#### Task goal
What follows is a listing; restate every line of it word for word.

◇ ◇ ◇ ◇ ◇

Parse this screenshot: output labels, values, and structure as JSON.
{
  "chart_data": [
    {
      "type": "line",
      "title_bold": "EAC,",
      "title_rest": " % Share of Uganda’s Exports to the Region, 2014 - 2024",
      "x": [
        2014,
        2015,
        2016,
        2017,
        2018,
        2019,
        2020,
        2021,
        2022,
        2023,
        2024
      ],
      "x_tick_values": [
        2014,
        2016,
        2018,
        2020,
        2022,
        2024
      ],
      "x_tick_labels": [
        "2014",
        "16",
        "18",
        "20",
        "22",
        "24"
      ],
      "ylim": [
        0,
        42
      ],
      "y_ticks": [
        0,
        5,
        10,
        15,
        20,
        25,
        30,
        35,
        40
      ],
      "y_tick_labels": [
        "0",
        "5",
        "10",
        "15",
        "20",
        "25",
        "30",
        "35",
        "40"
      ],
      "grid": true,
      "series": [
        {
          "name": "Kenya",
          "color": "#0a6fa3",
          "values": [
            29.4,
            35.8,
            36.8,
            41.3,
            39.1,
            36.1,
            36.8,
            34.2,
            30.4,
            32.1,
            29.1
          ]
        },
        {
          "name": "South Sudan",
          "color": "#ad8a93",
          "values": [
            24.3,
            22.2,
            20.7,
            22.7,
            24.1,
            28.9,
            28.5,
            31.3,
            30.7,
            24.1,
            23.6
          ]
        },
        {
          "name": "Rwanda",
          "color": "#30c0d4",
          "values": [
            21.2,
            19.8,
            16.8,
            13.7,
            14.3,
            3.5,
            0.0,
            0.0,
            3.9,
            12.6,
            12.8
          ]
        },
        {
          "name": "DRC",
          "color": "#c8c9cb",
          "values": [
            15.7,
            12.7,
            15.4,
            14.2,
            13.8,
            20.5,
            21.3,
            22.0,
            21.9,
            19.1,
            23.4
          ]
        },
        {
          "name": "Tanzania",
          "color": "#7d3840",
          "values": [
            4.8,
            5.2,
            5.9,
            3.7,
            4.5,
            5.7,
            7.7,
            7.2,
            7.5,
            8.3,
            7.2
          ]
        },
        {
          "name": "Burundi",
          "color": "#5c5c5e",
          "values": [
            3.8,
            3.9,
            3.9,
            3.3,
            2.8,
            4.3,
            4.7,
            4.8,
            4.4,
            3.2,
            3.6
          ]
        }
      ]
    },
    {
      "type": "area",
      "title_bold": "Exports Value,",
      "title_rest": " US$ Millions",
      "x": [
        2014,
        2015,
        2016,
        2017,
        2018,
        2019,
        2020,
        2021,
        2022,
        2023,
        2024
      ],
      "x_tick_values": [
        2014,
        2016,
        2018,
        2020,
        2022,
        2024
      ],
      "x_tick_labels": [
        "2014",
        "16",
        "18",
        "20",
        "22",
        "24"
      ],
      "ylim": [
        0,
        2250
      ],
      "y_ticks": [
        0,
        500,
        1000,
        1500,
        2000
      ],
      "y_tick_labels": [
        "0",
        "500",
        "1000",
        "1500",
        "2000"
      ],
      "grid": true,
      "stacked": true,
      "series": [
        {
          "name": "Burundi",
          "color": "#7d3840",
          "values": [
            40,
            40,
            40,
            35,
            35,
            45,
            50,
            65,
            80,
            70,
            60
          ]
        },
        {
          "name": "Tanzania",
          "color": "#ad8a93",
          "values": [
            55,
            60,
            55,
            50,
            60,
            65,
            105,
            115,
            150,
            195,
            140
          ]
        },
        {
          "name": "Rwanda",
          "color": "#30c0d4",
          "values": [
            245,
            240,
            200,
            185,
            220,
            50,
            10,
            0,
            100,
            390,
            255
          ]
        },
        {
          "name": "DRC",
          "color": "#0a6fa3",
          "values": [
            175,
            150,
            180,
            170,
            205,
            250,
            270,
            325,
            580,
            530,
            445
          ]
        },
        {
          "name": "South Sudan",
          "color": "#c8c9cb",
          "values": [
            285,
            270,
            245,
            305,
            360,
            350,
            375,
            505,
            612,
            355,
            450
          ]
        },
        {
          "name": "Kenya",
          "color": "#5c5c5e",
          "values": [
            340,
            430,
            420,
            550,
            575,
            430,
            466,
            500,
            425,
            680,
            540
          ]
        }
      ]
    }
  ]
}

◇ ◇ ◇ ◇ ◇

#### Finished exercise
Parse this screenshot: output labels, values, and structure as JSON.
{
  "chart_data": [
    {
      "type": "line",
      "title_bold": "EAC,",
      "title_rest": " % Share of Uganda’s Exports to the Region, 2014 - 2024",
      "x": [
        2014,
        2015,
        2016,
        2017,
        2018,
        2019,
        2020,
        2021,
        2022,
        2023,
        2024
      ],
      "x_tick_values": [
        2014,
        2016,
        2018,
        2020,
        2022,
        2024
      ],
      "x_tick_labels": [
        "2014",
        "16",
        "18",
        "20",
        "22",
        "24"
      ],
      "ylim": [
        0,
        42
      ],
      "y_ticks": [
        0,
        5,
        10,
        15,
        20,
        25,
        30,
        35,
        40
      ],
      "y_tick_labels": [
        "0",
        "5",
        "10",
        "15",
        "20",
        "25",
        "30",
        "35",
        "40"
      ],
      "grid": true,
      "series": [
        {
          "name": "Kenya",
          "color": "#0a6fa3",
          "values": [
            29.4,
            35.8,
            36.8,
            41.3,
            39.1,
            36.1,
            36.8,
            34.2,
            30.4,
            32.1,
            29.1
          ]
        },
        {
          "name": "South Sudan",
          "color": "#ad8a93",
          "values": [
            24.3,
            22.2,
            20.7,
            22.7,
            24.1,
            28.9,
            28.5,
            31.3,
            30.7,
            24.1,
            23.6
          ]
        },
        {
          "name": "Rwanda",
          "color": "#30c0d4",
          "values": [
            21.2,
            19.8,
            16.8,
            13.7,
            14.3,
            3.5,
            0.0,
            0.0,
            3.9,
            12.6,
            12.8
          ]
        },
        {
          "name": "DRC",
          "color": "#c8c9cb",
          "values": [
            15.7,
            12.7,
            15.4,
            14.2,
            13.8,
            20.5,
            21.3,
            22.0,
            21.9,
            19.1,
            23.4
          ]
        },
        {
          "name": "Tanzania",
          "color": "#7d3840",
          "values": [
            4.8,
            5.2,
            5.9,
            3.7,
            4.5,
            5.7,
            7.7,
            7.2,
            7.5,
            8.3,
            7.2
          ]
        },
        {
          "name": "Burundi",
          "color": "#5c5c5e",
          "values": [
            3.8,
            3.9,
            3.9,
            3.3,
            2.8,
            4.3,
            4.7,
            4.8,
            4.4,
            3.2,
            3.6
          ]
        }
      ]
    },
    {
      "type": "area",
      "title_bold": "Exports Value,",
      "title_rest": " US$ Millions",
      "x": [
        2014,
        2015,
        2016,
        2017,
        2018,
        2019,
        2020,
        2021,
        2022,
        2023,
        2024
      ],
      "x_tick_values": [
        2014,
        2016,
        2018,
        2020,
        2022,
        2024
      ],
      "x_tick_labels": [
        "2014",
        "16",
        "18",
        "20",
        "22",
        "24"
      ],
      "ylim": [
        0,
        2250
      ],
      "y_ticks": [
        0,
        500,
        1000,
        1500,
        2000
      ],
      "y_tick_labels": [
        "0",
        "500",
        "1000",
        "1500",
        "2000"
      ],
      "grid": true,
      "stacked": true,
      "series": [
        {
          "name": "Burundi",
          "color": "#7d3840",
          "values": [
            40,
            40,
            40,
            35,
            35,
            45,
            50,
            65,
            80,
            70,
            60
          ]
        },
        {
          "name": "Tanzania",
          "color": "#ad8a93",
          "values": [
            55,
            60,
            55,
            50,
            60,
            65,
            105,
            115,
            150,
            195,
            140
          ]
        },
        {
          "name": "Rwanda",
          "color": "#30c0d4",
          "values": [
            245,
            240,
            200,
            185,
            220,
            50,
            10,
            0,
            100,
            390,
            255
          ]
        },
        {
          "name": "DRC",
          "color": "#0a6fa3",
          "values": [
            175,
            150,
            180,
            170,
            205,
            250,
            270,
            325,
            580,
            530,
            445
          ]
        },
        {
          "name": "South Sudan",
          "color": "#c8c9cb",
          "values": [
            285,
            270,
            245,
            305,
            360,
            350,
            375,
            505,
            612,
            355,
            450
          ]
        },
        {
          "name": "Kenya",
          "color": "#5c5c5e",
          "values": [
            340,
            430,
            420,
            550,
            575,
            430,
            466,
            500,
            425,
            680,
            540
          ]
        }
      ]
    }
  ]
}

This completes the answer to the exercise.